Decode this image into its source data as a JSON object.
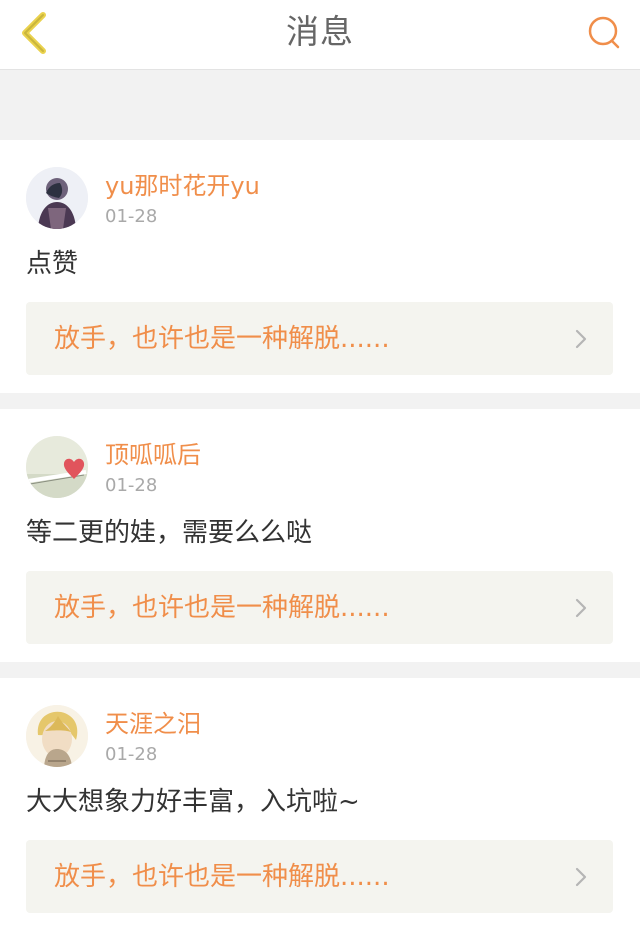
{
  "header": {
    "title": "消息",
    "back_icon": "chevron-left-icon",
    "search_icon": "search-icon"
  },
  "colors": {
    "accent": "#f08e4a",
    "text": "#333333",
    "muted": "#a9a9a9",
    "quote_background": "#f4f4ef",
    "page_background": "#f2f2f2"
  },
  "messages": [
    {
      "username": "yu那时花开yu",
      "date": "01-28",
      "comment": "点赞",
      "quote": "放手，也许也是一种解脱......",
      "avatar_icon": "user-avatar-icon"
    },
    {
      "username": "顶呱呱后",
      "date": "01-28",
      "comment": "等二更的娃，需要么么哒",
      "quote": "放手，也许也是一种解脱......",
      "avatar_icon": "heart-avatar-icon"
    },
    {
      "username": "天涯之汨",
      "date": "01-28",
      "comment": "大大想象力好丰富，入坑啦~",
      "quote": "放手，也许也是一种解脱......",
      "avatar_icon": "anime-avatar-icon"
    }
  ]
}
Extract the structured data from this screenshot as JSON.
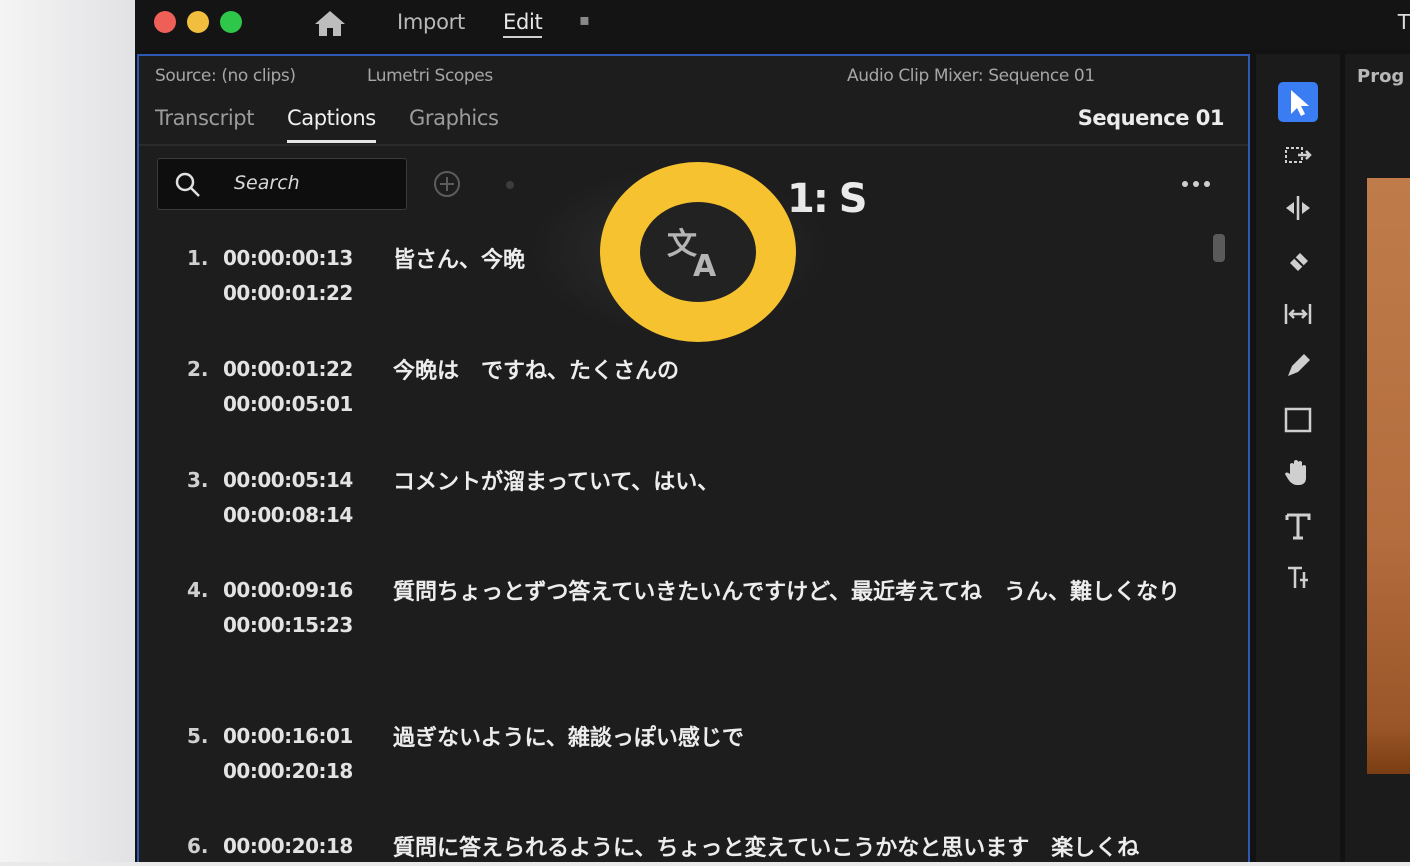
{
  "menu": {
    "import": "Import",
    "edit": "Edit",
    "more_glyph": "▪",
    "right_title": "T"
  },
  "panel_header": {
    "source": "Source: (no clips)",
    "lumetri": "Lumetri Scopes",
    "audio_mixer": "Audio Clip Mixer: Sequence 01"
  },
  "tabs": {
    "transcript": "Transcript",
    "captions": "Captions",
    "graphics": "Graphics"
  },
  "sequence_title": "Sequence 01",
  "sequence_partial": "1: S",
  "search": {
    "placeholder": "Search"
  },
  "captions": [
    {
      "index": "1.",
      "in": "00:00:00:13",
      "out": "00:00:01:22",
      "text": "皆さん、今晩"
    },
    {
      "index": "2.",
      "in": "00:00:01:22",
      "out": "00:00:05:01",
      "text": "今晩は　ですね、たくさんの"
    },
    {
      "index": "3.",
      "in": "00:00:05:14",
      "out": "00:00:08:14",
      "text": "コメントが溜まっていて、はい、"
    },
    {
      "index": "4.",
      "in": "00:00:09:16",
      "out": "00:00:15:23",
      "text": "質問ちょっとずつ答えていきたいんですけど、最近考えてね　うん、難しくなり"
    },
    {
      "index": "5.",
      "in": "00:00:16:01",
      "out": "00:00:20:18",
      "text": "過ぎないように、雑談っぽい感じで"
    },
    {
      "index": "6.",
      "in": "00:00:20:18",
      "out": "",
      "text": "質問に答えられるように、ちょっと変えていこうかなと思います　楽しくね"
    }
  ],
  "program": {
    "title": "Prog"
  },
  "icons": {
    "home": "home-icon",
    "search": "search-icon",
    "add": "add-circle-icon",
    "more": "more-horizontal-icon",
    "translate": "translate-icon",
    "tools": [
      "selection-tool-icon",
      "track-select-tool-icon",
      "ripple-edit-tool-icon",
      "razor-tool-icon",
      "slip-tool-icon",
      "pen-tool-icon",
      "rectangle-tool-icon",
      "hand-tool-icon",
      "type-tool-icon",
      "vertical-type-tool-icon"
    ]
  },
  "colors": {
    "accent_blue": "#3a7df2",
    "panel_border": "#2d59b3",
    "highlight_ring": "#f6c230",
    "traffic_red": "#ee5f58",
    "traffic_yellow": "#f2be3d",
    "traffic_green": "#2fc74a"
  }
}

━━━━━━━━━━━━━━━━━━━━

Give an exact copy of the material, leaving out every picture.

Decode this image into its source data as a JSON object.
{
  "header": {
    "title": "消息",
    "back_icon": "chevron-left-icon",
    "search_icon": "search-icon"
  },
  "colors": {
    "accent": "#f08e4a",
    "text": "#333333",
    "muted": "#a9a9a9",
    "quote_background": "#f4f4ef",
    "page_background": "#f2f2f2"
  },
  "messages": [
    {
      "username": "yu那时花开yu",
      "date": "01-28",
      "comment": "点赞",
      "quote": "放手，也许也是一种解脱......",
      "avatar_icon": "user-avatar-icon"
    },
    {
      "username": "顶呱呱后",
      "date": "01-28",
      "comment": "等二更的娃，需要么么哒",
      "quote": "放手，也许也是一种解脱......",
      "avatar_icon": "heart-avatar-icon"
    },
    {
      "username": "天涯之汨",
      "date": "01-28",
      "comment": "大大想象力好丰富，入坑啦~",
      "quote": "放手，也许也是一种解脱......",
      "avatar_icon": "anime-avatar-icon"
    }
  ]
}
Extract the structured data from this screenshot as JSON.
{
  "menu": {
    "import": "Import",
    "edit": "Edit",
    "more_glyph": "▪",
    "right_title": "T"
  },
  "panel_header": {
    "source": "Source: (no clips)",
    "lumetri": "Lumetri Scopes",
    "audio_mixer": "Audio Clip Mixer: Sequence 01"
  },
  "tabs": {
    "transcript": "Transcript",
    "captions": "Captions",
    "graphics": "Graphics"
  },
  "sequence_title": "Sequence 01",
  "sequence_partial": "1: S",
  "search": {
    "placeholder": "Search"
  },
  "captions": [
    {
      "index": "1.",
      "in": "00:00:00:13",
      "out": "00:00:01:22",
      "text": "皆さん、今晩"
    },
    {
      "index": "2.",
      "in": "00:00:01:22",
      "out": "00:00:05:01",
      "text": "今晩は　ですね、たくさんの"
    },
    {
      "index": "3.",
      "in": "00:00:05:14",
      "out": "00:00:08:14",
      "text": "コメントが溜まっていて、はい、"
    },
    {
      "index": "4.",
      "in": "00:00:09:16",
      "out": "00:00:15:23",
      "text": "質問ちょっとずつ答えていきたいんですけど、最近考えてね　うん、難しくなり"
    },
    {
      "index": "5.",
      "in": "00:00:16:01",
      "out": "00:00:20:18",
      "text": "過ぎないように、雑談っぽい感じで"
    },
    {
      "index": "6.",
      "in": "00:00:20:18",
      "out": "",
      "text": "質問に答えられるように、ちょっと変えていこうかなと思います　楽しくね"
    }
  ],
  "program": {
    "title": "Prog"
  },
  "icons": {
    "home": "home-icon",
    "search": "search-icon",
    "add": "add-circle-icon",
    "more": "more-horizontal-icon",
    "translate": "translate-icon",
    "tools": [
      "selection-tool-icon",
      "track-select-tool-icon",
      "ripple-edit-tool-icon",
      "razor-tool-icon",
      "slip-tool-icon",
      "pen-tool-icon",
      "rectangle-tool-icon",
      "hand-tool-icon",
      "type-tool-icon",
      "vertical-type-tool-icon"
    ]
  },
  "colors": {
    "accent_blue": "#3a7df2",
    "panel_border": "#2d59b3",
    "highlight_ring": "#f6c230",
    "traffic_red": "#ee5f58",
    "traffic_yellow": "#f2be3d",
    "traffic_green": "#2fc74a"
  }
}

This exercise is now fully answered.